Document start

I'm not sure I liked the book entirely.  It lacks a kind of sentimentality and closure that pleases me, like ATONEMENT or MIDDLESEX or even Powers' previous book, THE TIME OF OUR SINGING.  That had a nice Rosebud-style wrap-up.  This one?  Not so much.  The mystery story concludes all right, but I wouldn't say it does so neatly. The details of the mystery, the things the characters were trying to discover -- the car crash, its mysterious causes, the disturbing anonymous note, the allure of the attending nurse -- are all red herrings, in a way.  Powers is after a bigger mystery than one man's strange psychological breakdown. He's probing the mystery of identity itself and concluding that, as Jimi Hendrix so aptly sang, "Awwww, there's ain't no life nowhere."  Including that of the doctor.  Including that of the author.  Including that of the reader.  I liked the conceit of referring to an organizing principle in the universe, aka God, as The Tour Director.

Now I see, even as I'm writing this, below my typing, is the the phase I plucked out of the book to be a signature line on my email.  I believe it is well chosen, encapsulating the book, a book that rather defies that effort of encapsulation.

I can't say I envy Powers and his abilities.  I do wonder how it feels to cart all those ideas around in one's head.  Given that I face distractions and demands of family and friends on a constant basis, it is no wonder that Powers took a year off without speaking while he was living in Long Island.  And it is no wonder that I rely upon the wee hours of the morning and the solitude of rural driving -- dreading to receive calls on my cell phone -- in the afternoon.  Greta Garbo had it right.

Document end

## Task list
(a) Repeat the passage of the review of the Powers novel from "Now I see, even" up to and including "had it right.".
(b) Pick up the review of the Powers novel after its final sentence and keep writing it.
The records below the review of the Powers novel come from a separate source.

Data listing start

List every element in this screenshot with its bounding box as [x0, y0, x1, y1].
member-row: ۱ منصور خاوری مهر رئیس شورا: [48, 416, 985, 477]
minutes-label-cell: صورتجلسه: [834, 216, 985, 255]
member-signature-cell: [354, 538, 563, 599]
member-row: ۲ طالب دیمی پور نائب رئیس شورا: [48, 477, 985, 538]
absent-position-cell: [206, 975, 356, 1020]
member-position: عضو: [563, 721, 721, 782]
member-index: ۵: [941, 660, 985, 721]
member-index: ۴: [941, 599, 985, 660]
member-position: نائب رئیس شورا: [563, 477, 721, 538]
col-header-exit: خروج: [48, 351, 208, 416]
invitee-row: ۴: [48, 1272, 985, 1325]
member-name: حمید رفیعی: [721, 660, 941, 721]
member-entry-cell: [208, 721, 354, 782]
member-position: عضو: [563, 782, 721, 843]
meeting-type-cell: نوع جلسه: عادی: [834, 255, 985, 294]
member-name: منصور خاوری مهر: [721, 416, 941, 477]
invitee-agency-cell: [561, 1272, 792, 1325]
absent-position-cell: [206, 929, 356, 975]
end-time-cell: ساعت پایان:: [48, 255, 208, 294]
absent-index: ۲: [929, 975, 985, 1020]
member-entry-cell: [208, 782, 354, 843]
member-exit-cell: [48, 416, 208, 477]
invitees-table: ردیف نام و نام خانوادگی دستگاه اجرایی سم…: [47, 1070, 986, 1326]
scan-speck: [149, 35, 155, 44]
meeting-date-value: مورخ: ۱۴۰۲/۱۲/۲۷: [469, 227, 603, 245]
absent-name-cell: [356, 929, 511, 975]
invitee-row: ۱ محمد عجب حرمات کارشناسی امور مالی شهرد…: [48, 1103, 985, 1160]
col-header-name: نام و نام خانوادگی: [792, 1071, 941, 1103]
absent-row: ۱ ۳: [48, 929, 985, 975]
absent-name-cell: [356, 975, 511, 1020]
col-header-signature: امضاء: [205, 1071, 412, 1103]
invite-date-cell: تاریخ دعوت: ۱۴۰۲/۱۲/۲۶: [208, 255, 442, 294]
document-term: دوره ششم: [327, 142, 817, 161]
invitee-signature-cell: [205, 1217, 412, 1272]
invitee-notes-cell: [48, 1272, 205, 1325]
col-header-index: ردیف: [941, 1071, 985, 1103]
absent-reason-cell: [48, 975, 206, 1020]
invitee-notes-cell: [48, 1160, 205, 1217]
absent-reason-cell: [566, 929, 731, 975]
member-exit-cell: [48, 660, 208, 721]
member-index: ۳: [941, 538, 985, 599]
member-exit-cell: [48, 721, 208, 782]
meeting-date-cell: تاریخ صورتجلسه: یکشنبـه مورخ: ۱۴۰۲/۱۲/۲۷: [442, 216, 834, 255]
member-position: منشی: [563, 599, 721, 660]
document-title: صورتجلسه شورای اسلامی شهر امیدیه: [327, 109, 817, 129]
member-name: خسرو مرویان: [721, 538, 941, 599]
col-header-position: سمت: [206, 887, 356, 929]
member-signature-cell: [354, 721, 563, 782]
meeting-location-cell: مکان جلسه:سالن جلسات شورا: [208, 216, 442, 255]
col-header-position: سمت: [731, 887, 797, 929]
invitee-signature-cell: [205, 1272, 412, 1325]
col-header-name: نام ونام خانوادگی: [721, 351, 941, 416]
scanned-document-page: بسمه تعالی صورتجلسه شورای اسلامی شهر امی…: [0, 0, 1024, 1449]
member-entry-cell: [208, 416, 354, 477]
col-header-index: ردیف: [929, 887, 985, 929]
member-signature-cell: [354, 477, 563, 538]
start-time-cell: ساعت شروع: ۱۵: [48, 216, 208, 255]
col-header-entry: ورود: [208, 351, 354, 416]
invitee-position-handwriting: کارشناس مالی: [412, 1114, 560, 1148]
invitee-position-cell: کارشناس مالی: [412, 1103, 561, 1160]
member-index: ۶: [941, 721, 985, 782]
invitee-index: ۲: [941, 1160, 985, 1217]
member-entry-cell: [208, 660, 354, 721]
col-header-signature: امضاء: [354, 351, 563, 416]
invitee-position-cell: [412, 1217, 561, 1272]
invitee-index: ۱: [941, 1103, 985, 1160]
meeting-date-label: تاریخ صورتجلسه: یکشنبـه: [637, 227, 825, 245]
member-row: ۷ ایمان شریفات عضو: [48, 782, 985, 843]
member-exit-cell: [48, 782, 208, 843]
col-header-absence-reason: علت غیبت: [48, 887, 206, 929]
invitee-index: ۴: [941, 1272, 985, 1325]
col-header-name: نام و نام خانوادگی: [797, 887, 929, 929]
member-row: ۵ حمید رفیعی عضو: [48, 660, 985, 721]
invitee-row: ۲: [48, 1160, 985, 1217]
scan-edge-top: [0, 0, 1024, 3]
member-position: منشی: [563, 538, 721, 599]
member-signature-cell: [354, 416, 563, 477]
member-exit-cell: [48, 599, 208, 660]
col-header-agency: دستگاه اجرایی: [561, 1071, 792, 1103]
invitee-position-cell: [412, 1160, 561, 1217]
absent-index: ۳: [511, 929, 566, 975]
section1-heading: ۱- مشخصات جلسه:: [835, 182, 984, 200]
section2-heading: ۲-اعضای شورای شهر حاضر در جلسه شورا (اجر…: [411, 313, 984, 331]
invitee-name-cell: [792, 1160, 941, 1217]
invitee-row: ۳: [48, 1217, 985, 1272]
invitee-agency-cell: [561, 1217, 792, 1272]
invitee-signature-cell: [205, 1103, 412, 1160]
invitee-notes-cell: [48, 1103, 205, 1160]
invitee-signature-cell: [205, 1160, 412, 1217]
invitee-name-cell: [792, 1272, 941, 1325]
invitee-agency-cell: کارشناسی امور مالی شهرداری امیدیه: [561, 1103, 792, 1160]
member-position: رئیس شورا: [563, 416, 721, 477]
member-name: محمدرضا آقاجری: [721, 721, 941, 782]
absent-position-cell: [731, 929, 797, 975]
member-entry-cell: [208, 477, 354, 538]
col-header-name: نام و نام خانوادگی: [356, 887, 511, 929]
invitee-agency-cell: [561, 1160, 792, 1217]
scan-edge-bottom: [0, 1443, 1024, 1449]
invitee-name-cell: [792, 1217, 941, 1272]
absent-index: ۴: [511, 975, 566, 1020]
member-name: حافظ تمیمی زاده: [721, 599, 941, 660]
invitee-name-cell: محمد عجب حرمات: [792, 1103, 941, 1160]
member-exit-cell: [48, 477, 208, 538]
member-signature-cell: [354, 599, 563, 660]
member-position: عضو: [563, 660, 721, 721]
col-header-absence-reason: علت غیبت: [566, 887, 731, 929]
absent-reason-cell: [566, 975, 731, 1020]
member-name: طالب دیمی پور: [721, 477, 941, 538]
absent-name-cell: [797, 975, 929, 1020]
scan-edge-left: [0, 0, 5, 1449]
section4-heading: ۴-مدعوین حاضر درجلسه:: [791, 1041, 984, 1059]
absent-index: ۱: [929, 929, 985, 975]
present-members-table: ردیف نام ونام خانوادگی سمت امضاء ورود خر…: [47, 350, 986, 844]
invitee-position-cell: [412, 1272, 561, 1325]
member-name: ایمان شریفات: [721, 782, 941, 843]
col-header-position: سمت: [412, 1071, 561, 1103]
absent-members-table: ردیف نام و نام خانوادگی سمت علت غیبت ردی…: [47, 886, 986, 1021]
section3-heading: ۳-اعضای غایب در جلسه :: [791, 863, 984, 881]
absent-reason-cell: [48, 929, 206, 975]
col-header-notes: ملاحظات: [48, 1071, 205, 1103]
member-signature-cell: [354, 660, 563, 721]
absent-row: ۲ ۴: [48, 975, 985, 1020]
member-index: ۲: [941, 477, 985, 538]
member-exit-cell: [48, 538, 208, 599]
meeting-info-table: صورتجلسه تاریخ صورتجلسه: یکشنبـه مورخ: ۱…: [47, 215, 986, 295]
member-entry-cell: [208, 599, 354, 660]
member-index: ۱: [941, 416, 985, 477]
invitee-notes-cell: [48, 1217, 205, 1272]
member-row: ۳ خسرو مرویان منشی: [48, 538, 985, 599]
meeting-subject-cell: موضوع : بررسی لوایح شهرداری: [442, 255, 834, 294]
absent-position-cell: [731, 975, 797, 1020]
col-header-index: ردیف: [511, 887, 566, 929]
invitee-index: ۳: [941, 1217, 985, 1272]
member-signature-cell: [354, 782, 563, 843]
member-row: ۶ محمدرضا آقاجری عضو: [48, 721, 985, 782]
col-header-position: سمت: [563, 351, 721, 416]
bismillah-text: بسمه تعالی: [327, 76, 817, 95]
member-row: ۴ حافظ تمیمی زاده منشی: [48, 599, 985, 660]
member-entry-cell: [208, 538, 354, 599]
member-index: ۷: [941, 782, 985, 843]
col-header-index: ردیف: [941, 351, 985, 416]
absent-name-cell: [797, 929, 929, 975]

Data listing end

## Expected outputs
(a)
Now I see, even as I'm writing this, below my typing, is the the phase I plucked out of the book to be a signature line on my email.  I believe it is well chosen, encapsulating the book, a book that rather defies that effort of encapsulation.

I can't say I envy Powers and his abilities.  I do wonder how it feels to cart all those ideas around in one's head.  Given that I face distractions and demands of family and friends on a constant basis, it is no wonder that Powers took a year off without speaking while he was living in Long Island.  And it is no wonder that I rely upon the wee hours of the morning and the solitude of rural driving -- dreading to receive calls on my cell phone -- in the afternoon.  Greta Garbo had it right.

(b)
It's rather fun to read about the Silver Bullet bar (where I promise I have never been), Mary Ann's diner, or the clack of red plastic hardbound magazines at the library, all items Powers lifted conveniently from his Urbana environment.  I had to wonder if he was choosing the names for fun or facility or a free pass to the Silver Bullet.  I'm not sure where he lives, but I think it's within blocks of where I do.  I wonder if he's listed in the UI directory.  Maybe I'll copy him this post.

Then, too, I had to think of Alfred Hitchcock's PSYCHO -- with the main character named Marian Crane, the stuffed birds surrounding Norman Bates, the isolated landscape, the loss of identity, the psychological "expert" giving the theories of the day which now sound so archaic as to be laughable.  Will THE ECHO MAKER's science also be creaky in another fifty years?

Or Michaelangelo Antonioni's THE PASSENGER, in which the conscious swapping of identity is the movie's premise and the conclusion is so much the same -- a man lying on a bed, a man no one recognizes, he may be dead or alive, he himself cannot say...

It is a shame to say Powers is a genius, although I do think the book is something of an inspiration for writers, because it seems as if he takes no credit for his work.  He can't, or at least he knows he shouldn't.  The work just comes through him, through research, through work, as everything always does, thanks to the Tour Director.  Which is why I sit here, year after year, watching my fingers move on the keyboard, waiting, a bird brain going through the motions, always surprised at what comes out.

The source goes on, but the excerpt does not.